### Selected excerpt
PS: 64bit guests in Virtualbox run fine with VT-x enabled.

Any help is greatly appreciated!

----------

## mike155

Hi sylence,

welcome to the Gentoo forums!

Is virtualization enabled in the BIOS? It is/was disabled by default, at least on older machines.

Mike

----------

## Hu

Are you sure that the 64-bit guest you are trying to run is actually compatible with your real CPU?  When using software emulation without KVM, qemu can emulate instructions that you do not have.  When using KVM acceleration, I am not sure if qemu will fall back to emulating instructions that are not natively supported by the CPU.

----------

## sylence

Hey,

 *mike155 wrote:*   

> Is virtualization enabled in the BIOS? It is/was disabled by default, at least on older machines.

 

Yes, I just verified that - it's enabled. If I understood the documentation correctly, KVM would complain in case it's disabled.

 *Hu wrote:*   

> Are you sure that the 64-bit guest you are trying to run is actually compatible with your real CPU?  When using software emulation without KVM, qemu can emulate instructions that you do not have.  When using KVM acceleration, I am not sure if qemu will fall back to emulating instructions that are not natively supported by the CPU.

### Work instructions
In the KVM forum thread, what did sylence find when checking whether virtualization is enabled in the BIOS? Use only the forum thread to answer.

### Material provided
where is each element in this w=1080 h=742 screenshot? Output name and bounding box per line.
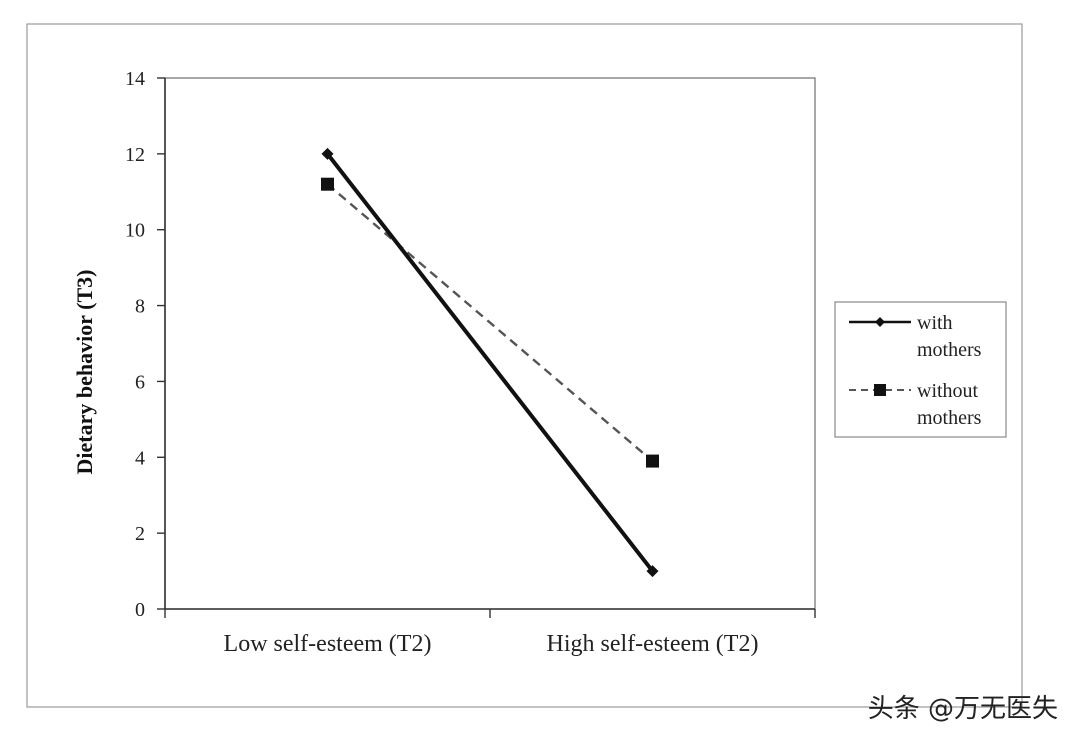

### Task answer
It is enabled.